Records about charts and figures
============

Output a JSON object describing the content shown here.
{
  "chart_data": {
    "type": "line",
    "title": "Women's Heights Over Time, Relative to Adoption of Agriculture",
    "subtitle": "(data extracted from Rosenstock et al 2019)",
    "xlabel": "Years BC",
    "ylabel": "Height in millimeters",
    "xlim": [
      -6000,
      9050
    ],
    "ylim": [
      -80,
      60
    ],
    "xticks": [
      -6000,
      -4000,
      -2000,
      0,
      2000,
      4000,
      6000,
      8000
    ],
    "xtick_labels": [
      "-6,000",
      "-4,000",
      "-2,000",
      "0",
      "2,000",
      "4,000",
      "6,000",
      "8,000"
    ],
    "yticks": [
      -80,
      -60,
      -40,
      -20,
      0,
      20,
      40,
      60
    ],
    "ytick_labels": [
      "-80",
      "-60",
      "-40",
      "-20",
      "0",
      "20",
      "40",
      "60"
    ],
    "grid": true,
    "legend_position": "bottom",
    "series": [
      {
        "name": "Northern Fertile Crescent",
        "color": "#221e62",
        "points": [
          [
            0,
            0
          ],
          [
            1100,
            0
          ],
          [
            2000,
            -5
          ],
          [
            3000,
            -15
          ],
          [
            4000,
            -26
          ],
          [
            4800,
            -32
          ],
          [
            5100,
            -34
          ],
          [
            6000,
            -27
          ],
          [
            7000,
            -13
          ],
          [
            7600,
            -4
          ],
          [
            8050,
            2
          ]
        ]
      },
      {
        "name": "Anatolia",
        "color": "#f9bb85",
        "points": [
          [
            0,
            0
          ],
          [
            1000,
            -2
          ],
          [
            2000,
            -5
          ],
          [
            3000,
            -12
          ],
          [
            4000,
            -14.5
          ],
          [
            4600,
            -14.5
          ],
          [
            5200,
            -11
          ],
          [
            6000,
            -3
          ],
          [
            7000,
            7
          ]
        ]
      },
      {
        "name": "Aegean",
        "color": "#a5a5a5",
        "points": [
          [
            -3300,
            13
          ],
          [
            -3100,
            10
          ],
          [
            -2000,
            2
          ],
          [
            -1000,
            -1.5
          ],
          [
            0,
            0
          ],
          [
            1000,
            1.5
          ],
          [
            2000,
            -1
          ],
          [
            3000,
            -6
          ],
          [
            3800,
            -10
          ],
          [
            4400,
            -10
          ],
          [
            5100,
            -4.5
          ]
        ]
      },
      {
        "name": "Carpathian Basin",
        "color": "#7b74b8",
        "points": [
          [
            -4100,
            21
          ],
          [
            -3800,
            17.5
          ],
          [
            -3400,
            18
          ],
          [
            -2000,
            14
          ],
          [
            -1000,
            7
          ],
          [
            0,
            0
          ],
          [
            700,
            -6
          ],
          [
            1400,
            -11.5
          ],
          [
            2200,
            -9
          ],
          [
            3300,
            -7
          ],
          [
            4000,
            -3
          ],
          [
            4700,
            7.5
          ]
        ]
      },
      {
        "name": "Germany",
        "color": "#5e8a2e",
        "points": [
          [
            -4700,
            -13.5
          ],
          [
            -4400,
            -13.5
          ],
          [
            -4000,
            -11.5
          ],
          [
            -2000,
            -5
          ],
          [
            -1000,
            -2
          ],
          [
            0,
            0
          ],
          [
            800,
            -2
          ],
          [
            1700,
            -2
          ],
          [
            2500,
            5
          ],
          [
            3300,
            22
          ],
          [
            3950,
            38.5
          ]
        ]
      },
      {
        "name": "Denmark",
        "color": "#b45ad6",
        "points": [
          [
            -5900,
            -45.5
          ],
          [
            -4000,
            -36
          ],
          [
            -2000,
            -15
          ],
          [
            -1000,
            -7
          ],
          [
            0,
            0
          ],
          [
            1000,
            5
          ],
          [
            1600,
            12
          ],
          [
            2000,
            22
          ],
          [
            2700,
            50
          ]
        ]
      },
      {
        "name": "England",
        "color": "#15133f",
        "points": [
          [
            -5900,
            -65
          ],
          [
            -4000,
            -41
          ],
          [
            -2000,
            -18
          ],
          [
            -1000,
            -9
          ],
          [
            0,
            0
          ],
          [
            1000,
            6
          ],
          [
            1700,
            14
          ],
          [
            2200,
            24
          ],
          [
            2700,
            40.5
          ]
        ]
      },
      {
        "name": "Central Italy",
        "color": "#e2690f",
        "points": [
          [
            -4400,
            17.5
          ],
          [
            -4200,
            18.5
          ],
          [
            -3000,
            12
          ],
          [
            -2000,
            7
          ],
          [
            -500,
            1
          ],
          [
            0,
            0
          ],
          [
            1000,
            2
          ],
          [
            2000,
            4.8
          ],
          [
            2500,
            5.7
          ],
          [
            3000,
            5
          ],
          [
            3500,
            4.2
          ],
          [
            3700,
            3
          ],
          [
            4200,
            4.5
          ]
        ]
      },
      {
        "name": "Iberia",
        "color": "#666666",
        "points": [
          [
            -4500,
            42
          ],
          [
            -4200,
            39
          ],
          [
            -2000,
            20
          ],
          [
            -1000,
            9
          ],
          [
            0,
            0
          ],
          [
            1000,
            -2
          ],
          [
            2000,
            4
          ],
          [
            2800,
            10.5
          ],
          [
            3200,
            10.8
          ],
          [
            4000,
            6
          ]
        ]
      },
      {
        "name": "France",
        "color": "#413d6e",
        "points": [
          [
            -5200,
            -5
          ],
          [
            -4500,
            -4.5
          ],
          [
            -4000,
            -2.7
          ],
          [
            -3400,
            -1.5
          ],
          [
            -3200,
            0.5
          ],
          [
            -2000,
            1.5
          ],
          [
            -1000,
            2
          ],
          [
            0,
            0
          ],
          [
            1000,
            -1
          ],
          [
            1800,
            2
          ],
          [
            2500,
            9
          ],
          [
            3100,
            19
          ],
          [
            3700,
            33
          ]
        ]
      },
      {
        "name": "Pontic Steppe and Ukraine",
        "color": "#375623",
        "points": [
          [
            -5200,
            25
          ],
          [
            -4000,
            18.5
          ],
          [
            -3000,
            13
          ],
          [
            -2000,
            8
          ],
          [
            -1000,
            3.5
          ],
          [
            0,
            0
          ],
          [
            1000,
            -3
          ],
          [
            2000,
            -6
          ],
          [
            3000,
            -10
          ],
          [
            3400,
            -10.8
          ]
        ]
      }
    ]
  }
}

============

- _PROBLEM DETAILS_: Retype all of the entries precisely as they are.

- _TASK RESPONSE_:
Output a JSON object describing the content shown here.
{
  "chart_data": {
    "type": "line",
    "title": "Women's Heights Over Time, Relative to Adoption of Agriculture",
    "subtitle": "(data extracted from Rosenstock et al 2019)",
    "xlabel": "Years BC",
    "ylabel": "Height in millimeters",
    "xlim": [
      -6000,
      9050
    ],
    "ylim": [
      -80,
      60
    ],
    "xticks": [
      -6000,
      -4000,
      -2000,
      0,
      2000,
      4000,
      6000,
      8000
    ],
    "xtick_labels": [
      "-6,000",
      "-4,000",
      "-2,000",
      "0",
      "2,000",
      "4,000",
      "6,000",
      "8,000"
    ],
    "yticks": [
      -80,
      -60,
      -40,
      -20,
      0,
      20,
      40,
      60
    ],
    "ytick_labels": [
      "-80",
      "-60",
      "-40",
      "-20",
      "0",
      "20",
      "40",
      "60"
    ],
    "grid": true,
    "legend_position": "bottom",
    "series": [
      {
        "name": "Northern Fertile Crescent",
        "color": "#221e62",
        "points": [
          [
            0,
            0
          ],
          [
            1100,
            0
          ],
          [
            2000,
            -5
          ],
          [
            3000,
            -15
          ],
          [
            4000,
            -26
          ],
          [
            4800,
            -32
          ],
          [
            5100,
            -34
          ],
          [
            6000,
            -27
          ],
          [
            7000,
            -13
          ],
          [
            7600,
            -4
          ],
          [
            8050,
            2
          ]
        ]
      },
      {
        "name": "Anatolia",
        "color": "#f9bb85",
        "points": [
          [
            0,
            0
          ],
          [
            1000,
            -2
          ],
          [
            2000,
            -5
          ],
          [
            3000,
            -12
          ],
          [
            4000,
            -14.5
          ],
          [
            4600,
            -14.5
          ],
          [
            5200,
            -11
          ],
          [
            6000,
            -3
          ],
          [
            7000,
            7
          ]
        ]
      },
      {
        "name": "Aegean",
        "color": "#a5a5a5",
        "points": [
          [
            -3300,
            13
          ],
          [
            -3100,
            10
          ],
          [
            -2000,
            2
          ],
          [
            -1000,
            -1.5
          ],
          [
            0,
            0
          ],
          [
            1000,
            1.5
          ],
          [
            2000,
            -1
          ],
          [
            3000,
            -6
          ],
          [
            3800,
            -10
          ],
          [
            4400,
            -10
          ],
          [
            5100,
            -4.5
          ]
        ]
      },
      {
        "name": "Carpathian Basin",
        "color": "#7b74b8",
        "points": [
          [
            -4100,
            21
          ],
          [
            -3800,
            17.5
          ],
          [
            -3400,
            18
          ],
          [
            -2000,
            14
          ],
          [
            -1000,
            7
          ],
          [
            0,
            0
          ],
          [
            700,
            -6
          ],
          [
            1400,
            -11.5
          ],
          [
            2200,
            -9
          ],
          [
            3300,
            -7
          ],
          [
            4000,
            -3
          ],
          [
            4700,
            7.5
          ]
        ]
      },
      {
        "name": "Germany",
        "color": "#5e8a2e",
        "points": [
          [
            -4700,
            -13.5
          ],
          [
            -4400,
            -13.5
          ],
          [
            -4000,
            -11.5
          ],
          [
            -2000,
            -5
          ],
          [
            -1000,
            -2
          ],
          [
            0,
            0
          ],
          [
            800,
            -2
          ],
          [
            1700,
            -2
          ],
          [
            2500,
            5
          ],
          [
            3300,
            22
          ],
          [
            3950,
            38.5
          ]
        ]
      },
      {
        "name": "Denmark",
        "color": "#b45ad6",
        "points": [
          [
            -5900,
            -45.5
          ],
          [
            -4000,
            -36
          ],
          [
            -2000,
            -15
          ],
          [
            -1000,
            -7
          ],
          [
            0,
            0
          ],
          [
            1000,
            5
          ],
          [
            1600,
            12
          ],
          [
            2000,
            22
          ],
          [
            2700,
            50
          ]
        ]
      },
      {
        "name": "England",
        "color": "#15133f",
        "points": [
          [
            -5900,
            -65
          ],
          [
            -4000,
            -41
          ],
          [
            -2000,
            -18
          ],
          [
            -1000,
            -9
          ],
          [
            0,
            0
          ],
          [
            1000,
            6
          ],
          [
            1700,
            14
          ],
          [
            2200,
            24
          ],
          [
            2700,
            40.5
          ]
        ]
      },
      {
        "name": "Central Italy",
        "color": "#e2690f",
        "points": [
          [
            -4400,
            17.5
          ],
          [
            -4200,
            18.5
          ],
          [
            -3000,
            12
          ],
          [
            -2000,
            7
          ],
          [
            -500,
            1
          ],
          [
            0,
            0
          ],
          [
            1000,
            2
          ],
          [
            2000,
            4.8
          ],
          [
            2500,
            5.7
          ],
          [
            3000,
            5
          ],
          [
            3500,
            4.2
          ],
          [
            3700,
            3
          ],
          [
            4200,
            4.5
          ]
        ]
      },
      {
        "name": "Iberia",
        "color": "#666666",
        "points": [
          [
            -4500,
            42
          ],
          [
            -4200,
            39
          ],
          [
            -2000,
            20
          ],
          [
            -1000,
            9
          ],
          [
            0,
            0
          ],
          [
            1000,
            -2
          ],
          [
            2000,
            4
          ],
          [
            2800,
            10.5
          ],
          [
            3200,
            10.8
          ],
          [
            4000,
            6
          ]
        ]
      },
      {
        "name": "France",
        "color": "#413d6e",
        "points": [
          [
            -5200,
            -5
          ],
          [
            -4500,
            -4.5
          ],
          [
            -4000,
            -2.7
          ],
          [
            -3400,
            -1.5
          ],
          [
            -3200,
            0.5
          ],
          [
            -2000,
            1.5
          ],
          [
            -1000,
            2
          ],
          [
            0,
            0
          ],
          [
            1000,
            -1
          ],
          [
            1800,
            2
          ],
          [
            2500,
            9
          ],
          [
            3100,
            19
          ],
          [
            3700,
            33
          ]
        ]
      },
      {
        "name": "Pontic Steppe and Ukraine",
        "color": "#375623",
        "points": [
          [
            -5200,
            25
          ],
          [
            -4000,
            18.5
          ],
          [
            -3000,
            13
          ],
          [
            -2000,
            8
          ],
          [
            -1000,
            3.5
          ],
          [
            0,
            0
          ],
          [
            1000,
            -3
          ],
          [
            2000,
            -6
          ],
          [
            3000,
            -10
          ],
          [
            3400,
            -10.8
          ]
        ]
      }
    ]
  }
}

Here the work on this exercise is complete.